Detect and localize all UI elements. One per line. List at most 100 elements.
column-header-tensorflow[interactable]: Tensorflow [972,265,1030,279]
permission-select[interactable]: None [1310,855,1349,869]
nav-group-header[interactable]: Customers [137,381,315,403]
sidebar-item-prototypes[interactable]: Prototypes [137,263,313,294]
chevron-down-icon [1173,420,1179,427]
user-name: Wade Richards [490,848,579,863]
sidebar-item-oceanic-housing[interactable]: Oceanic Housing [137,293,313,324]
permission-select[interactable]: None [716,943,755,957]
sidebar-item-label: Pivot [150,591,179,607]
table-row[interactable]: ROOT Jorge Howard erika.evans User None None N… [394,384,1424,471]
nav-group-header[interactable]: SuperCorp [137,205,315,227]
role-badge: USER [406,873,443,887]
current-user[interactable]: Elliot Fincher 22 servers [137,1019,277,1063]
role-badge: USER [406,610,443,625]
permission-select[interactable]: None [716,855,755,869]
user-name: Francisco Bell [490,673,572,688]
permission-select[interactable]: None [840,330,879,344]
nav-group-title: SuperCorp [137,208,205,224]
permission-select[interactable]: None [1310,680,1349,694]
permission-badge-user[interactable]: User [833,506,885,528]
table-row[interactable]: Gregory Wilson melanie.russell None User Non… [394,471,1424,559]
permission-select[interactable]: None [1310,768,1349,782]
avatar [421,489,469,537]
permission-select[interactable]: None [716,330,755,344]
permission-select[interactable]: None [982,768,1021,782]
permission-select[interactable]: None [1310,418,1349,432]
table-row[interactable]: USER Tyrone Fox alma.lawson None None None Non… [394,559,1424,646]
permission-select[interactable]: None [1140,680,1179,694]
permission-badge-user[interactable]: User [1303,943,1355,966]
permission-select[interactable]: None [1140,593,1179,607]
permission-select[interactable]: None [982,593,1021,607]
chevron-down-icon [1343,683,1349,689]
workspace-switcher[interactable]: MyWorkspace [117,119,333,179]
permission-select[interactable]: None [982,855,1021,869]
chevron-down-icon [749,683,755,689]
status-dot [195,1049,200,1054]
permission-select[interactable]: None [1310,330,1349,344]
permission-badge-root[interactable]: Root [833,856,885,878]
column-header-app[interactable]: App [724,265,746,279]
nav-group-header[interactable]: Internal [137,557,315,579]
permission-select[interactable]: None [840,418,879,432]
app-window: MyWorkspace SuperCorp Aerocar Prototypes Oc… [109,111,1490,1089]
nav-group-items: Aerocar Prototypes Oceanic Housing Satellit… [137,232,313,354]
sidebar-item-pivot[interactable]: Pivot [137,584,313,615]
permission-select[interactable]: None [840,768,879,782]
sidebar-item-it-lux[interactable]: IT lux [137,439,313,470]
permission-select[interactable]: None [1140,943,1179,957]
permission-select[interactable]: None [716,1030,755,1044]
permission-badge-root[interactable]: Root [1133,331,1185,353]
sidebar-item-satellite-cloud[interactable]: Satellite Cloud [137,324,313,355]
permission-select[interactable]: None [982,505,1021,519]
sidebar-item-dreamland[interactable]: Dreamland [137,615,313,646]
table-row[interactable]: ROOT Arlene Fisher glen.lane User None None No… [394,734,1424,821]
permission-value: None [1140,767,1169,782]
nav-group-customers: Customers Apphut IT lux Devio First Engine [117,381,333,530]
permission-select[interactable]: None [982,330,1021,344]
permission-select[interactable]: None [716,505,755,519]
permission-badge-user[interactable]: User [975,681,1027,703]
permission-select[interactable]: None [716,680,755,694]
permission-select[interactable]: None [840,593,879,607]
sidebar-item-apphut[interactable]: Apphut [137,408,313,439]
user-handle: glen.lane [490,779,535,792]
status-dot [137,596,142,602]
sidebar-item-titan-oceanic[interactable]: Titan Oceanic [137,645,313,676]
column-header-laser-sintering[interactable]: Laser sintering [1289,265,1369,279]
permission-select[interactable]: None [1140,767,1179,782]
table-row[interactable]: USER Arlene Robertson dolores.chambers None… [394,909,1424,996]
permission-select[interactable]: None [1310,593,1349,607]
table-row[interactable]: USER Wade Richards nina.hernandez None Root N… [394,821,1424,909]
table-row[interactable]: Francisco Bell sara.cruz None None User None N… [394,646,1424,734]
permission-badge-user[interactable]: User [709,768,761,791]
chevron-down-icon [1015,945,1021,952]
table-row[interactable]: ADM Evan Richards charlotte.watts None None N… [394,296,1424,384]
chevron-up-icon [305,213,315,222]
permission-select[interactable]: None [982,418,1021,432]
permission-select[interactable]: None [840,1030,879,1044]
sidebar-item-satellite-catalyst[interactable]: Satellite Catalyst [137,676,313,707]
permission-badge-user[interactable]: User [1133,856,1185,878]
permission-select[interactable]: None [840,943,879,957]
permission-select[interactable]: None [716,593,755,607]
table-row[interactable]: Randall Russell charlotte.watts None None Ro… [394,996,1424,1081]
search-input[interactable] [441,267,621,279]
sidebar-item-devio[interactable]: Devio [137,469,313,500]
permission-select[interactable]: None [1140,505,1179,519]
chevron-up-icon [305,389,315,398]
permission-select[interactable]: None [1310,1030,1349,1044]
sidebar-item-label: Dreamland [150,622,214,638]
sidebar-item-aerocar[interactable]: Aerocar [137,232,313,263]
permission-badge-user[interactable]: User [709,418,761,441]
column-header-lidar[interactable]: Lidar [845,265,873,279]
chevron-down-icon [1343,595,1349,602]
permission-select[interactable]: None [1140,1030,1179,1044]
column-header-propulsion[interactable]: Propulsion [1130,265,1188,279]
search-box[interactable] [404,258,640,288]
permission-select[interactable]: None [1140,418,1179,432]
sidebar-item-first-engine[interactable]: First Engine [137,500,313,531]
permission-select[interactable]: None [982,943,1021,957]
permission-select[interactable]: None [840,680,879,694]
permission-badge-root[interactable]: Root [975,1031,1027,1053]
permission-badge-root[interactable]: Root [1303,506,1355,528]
--
__REQUIREMENT__
Go through all the material above and change each "permission-select" to "access-select". Leave everything else the same.

__COMPLETED TASK__
Detect and localize all UI elements. One per line. List at most 100 elements.
column-header-tensorflow[interactable]: Tensorflow [972,265,1030,279]
access-select[interactable]: None [1310,855,1349,869]
nav-group-header[interactable]: Customers [137,381,315,403]
sidebar-item-prototypes[interactable]: Prototypes [137,263,313,294]
chevron-down-icon [1173,420,1179,427]
user-name: Wade Richards [490,848,579,863]
sidebar-item-oceanic-housing[interactable]: Oceanic Housing [137,293,313,324]
access-select[interactable]: None [716,943,755,957]
sidebar-item-label: Pivot [150,591,179,607]
table-row[interactable]: ROOT Jorge Howard erika.evans User None None N… [394,384,1424,471]
nav-group-header[interactable]: SuperCorp [137,205,315,227]
role-badge: USER [406,873,443,887]
current-user[interactable]: Elliot Fincher 22 servers [137,1019,277,1063]
role-badge: USER [406,610,443,625]
access-select[interactable]: None [716,855,755,869]
user-name: Francisco Bell [490,673,572,688]
access-select[interactable]: None [840,330,879,344]
nav-group-title: SuperCorp [137,208,205,224]
access-select[interactable]: None [1310,680,1349,694]
permission-badge-user[interactable]: User [833,506,885,528]
table-row[interactable]: Gregory Wilson melanie.russell None User Non… [394,471,1424,559]
access-select[interactable]: None [1310,768,1349,782]
avatar [421,489,469,537]
access-select[interactable]: None [716,330,755,344]
access-select[interactable]: None [982,768,1021,782]
access-select[interactable]: None [1310,418,1349,432]
table-row[interactable]: USER Tyrone Fox alma.lawson None None None Non… [394,559,1424,646]
access-select[interactable]: None [1140,680,1179,694]
permission-badge-user[interactable]: User [1303,943,1355,966]
access-select[interactable]: None [1140,593,1179,607]
access-select[interactable]: None [982,593,1021,607]
chevron-down-icon [1343,683,1349,689]
workspace-switcher[interactable]: MyWorkspace [117,119,333,179]
access-select[interactable]: None [982,855,1021,869]
chevron-down-icon [749,683,755,689]
status-dot [195,1049,200,1054]
access-select[interactable]: None [1310,330,1349,344]
permission-badge-root[interactable]: Root [833,856,885,878]
column-header-app[interactable]: App [724,265,746,279]
nav-group-header[interactable]: Internal [137,557,315,579]
access-select[interactable]: None [840,418,879,432]
app-window: MyWorkspace SuperCorp Aerocar Prototypes Oc… [109,111,1490,1089]
nav-group-items: Aerocar Prototypes Oceanic Housing Satellit… [137,232,313,354]
sidebar-item-pivot[interactable]: Pivot [137,584,313,615]
access-select[interactable]: None [840,768,879,782]
sidebar-item-it-lux[interactable]: IT lux [137,439,313,470]
access-select[interactable]: None [1140,943,1179,957]
access-select[interactable]: None [716,1030,755,1044]
permission-badge-root[interactable]: Root [1133,331,1185,353]
sidebar-item-satellite-cloud[interactable]: Satellite Cloud [137,324,313,355]
access-select[interactable]: None [982,505,1021,519]
sidebar-item-dreamland[interactable]: Dreamland [137,615,313,646]
table-row[interactable]: ROOT Arlene Fisher glen.lane User None None No… [394,734,1424,821]
permission-value: None [1140,767,1169,782]
nav-group-customers: Customers Apphut IT lux Devio First Engine [117,381,333,530]
access-select[interactable]: None [982,330,1021,344]
access-select[interactable]: None [716,505,755,519]
permission-badge-user[interactable]: User [975,681,1027,703]
access-select[interactable]: None [716,680,755,694]
access-select[interactable]: None [840,593,879,607]
sidebar-item-apphut[interactable]: Apphut [137,408,313,439]
user-handle: glen.lane [490,779,535,792]
status-dot [137,596,142,602]
sidebar-item-titan-oceanic[interactable]: Titan Oceanic [137,645,313,676]
column-header-laser-sintering[interactable]: Laser sintering [1289,265,1369,279]
access-select[interactable]: None [1140,767,1179,782]
table-row[interactable]: USER Arlene Robertson dolores.chambers None… [394,909,1424,996]
access-select[interactable]: None [1310,593,1349,607]
table-row[interactable]: USER Wade Richards nina.hernandez None Root N… [394,821,1424,909]
table-row[interactable]: Francisco Bell sara.cruz None None User None N… [394,646,1424,734]
permission-badge-user[interactable]: User [709,768,761,791]
chevron-down-icon [1015,945,1021,952]
table-row[interactable]: ADM Evan Richards charlotte.watts None None N… [394,296,1424,384]
chevron-up-icon [305,213,315,222]
access-select[interactable]: None [982,418,1021,432]
access-select[interactable]: None [840,1030,879,1044]
sidebar-item-satellite-catalyst[interactable]: Satellite Catalyst [137,676,313,707]
permission-badge-user[interactable]: User [1133,856,1185,878]
access-select[interactable]: None [840,943,879,957]
access-select[interactable]: None [716,593,755,607]
table-row[interactable]: Randall Russell charlotte.watts None None Ro… [394,996,1424,1081]
search-input[interactable] [441,267,621,279]
sidebar-item-devio[interactable]: Devio [137,469,313,500]
access-select[interactable]: None [1140,505,1179,519]
chevron-up-icon [305,389,315,398]
access-select[interactable]: None [1310,1030,1349,1044]
sidebar-item-label: Dreamland [150,622,214,638]
sidebar-item-aerocar[interactable]: Aerocar [137,232,313,263]
permission-badge-user[interactable]: User [709,418,761,441]
column-header-lidar[interactable]: Lidar [845,265,873,279]
chevron-down-icon [1343,595,1349,602]
access-select[interactable]: None [1140,1030,1179,1044]
column-header-propulsion[interactable]: Propulsion [1130,265,1188,279]
search-box[interactable] [404,258,640,288]
access-select[interactable]: None [1140,418,1179,432]
sidebar-item-first-engine[interactable]: First Engine [137,500,313,531]
access-select[interactable]: None [982,943,1021,957]
access-select[interactable]: None [840,680,879,694]
permission-badge-root[interactable]: Root [975,1031,1027,1053]
permission-badge-root[interactable]: Root [1303,506,1355,528]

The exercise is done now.